> _What you have to do_
Report each line of the data that has "области" somewhere in it.

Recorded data
══════════════════════════════

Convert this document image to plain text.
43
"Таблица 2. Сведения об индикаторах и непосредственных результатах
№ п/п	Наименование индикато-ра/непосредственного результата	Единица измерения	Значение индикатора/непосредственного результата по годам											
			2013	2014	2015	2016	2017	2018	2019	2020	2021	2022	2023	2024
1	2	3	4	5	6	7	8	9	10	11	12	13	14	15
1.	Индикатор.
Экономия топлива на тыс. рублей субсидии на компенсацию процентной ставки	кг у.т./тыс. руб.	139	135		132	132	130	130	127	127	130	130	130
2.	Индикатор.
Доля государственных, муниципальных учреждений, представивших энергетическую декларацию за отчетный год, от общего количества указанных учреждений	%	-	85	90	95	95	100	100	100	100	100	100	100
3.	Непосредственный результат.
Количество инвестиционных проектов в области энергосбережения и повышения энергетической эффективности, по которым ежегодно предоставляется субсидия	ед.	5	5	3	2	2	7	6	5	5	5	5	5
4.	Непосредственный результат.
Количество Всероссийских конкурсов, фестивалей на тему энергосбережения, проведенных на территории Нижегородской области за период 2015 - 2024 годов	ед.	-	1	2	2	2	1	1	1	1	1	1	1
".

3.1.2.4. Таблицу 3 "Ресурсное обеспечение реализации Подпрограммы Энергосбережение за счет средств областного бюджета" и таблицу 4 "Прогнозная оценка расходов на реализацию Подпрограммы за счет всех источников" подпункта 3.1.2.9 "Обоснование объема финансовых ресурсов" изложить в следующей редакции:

══════════════════════════════

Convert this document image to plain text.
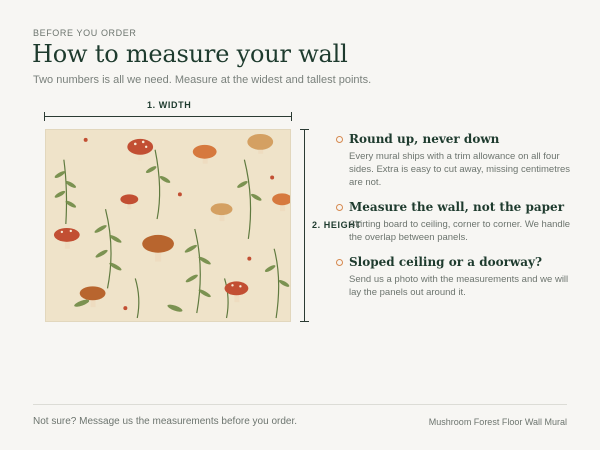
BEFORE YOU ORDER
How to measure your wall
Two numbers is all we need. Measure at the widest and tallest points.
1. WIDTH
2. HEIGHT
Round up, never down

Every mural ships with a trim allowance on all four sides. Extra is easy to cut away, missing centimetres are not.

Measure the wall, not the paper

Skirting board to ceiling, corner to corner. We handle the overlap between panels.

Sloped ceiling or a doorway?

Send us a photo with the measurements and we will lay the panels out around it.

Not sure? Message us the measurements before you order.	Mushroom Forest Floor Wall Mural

══════════════════════════════

> _Solution for this exercise_
Количество инвестиционных проектов в области энергосбережения и повышения энергетической эффективности, по которым ежегодно предоставляется субсидия	ед.	5	5	3	2	2	7	6	5	5	5	5	5
Количество Всероссийских конкурсов, фестивалей на тему энергосбережения, проведенных на территории Нижегородской области за период 2015 - 2024 годов	ед.	-	1	2	2	2	1	1	1	1	1	1	1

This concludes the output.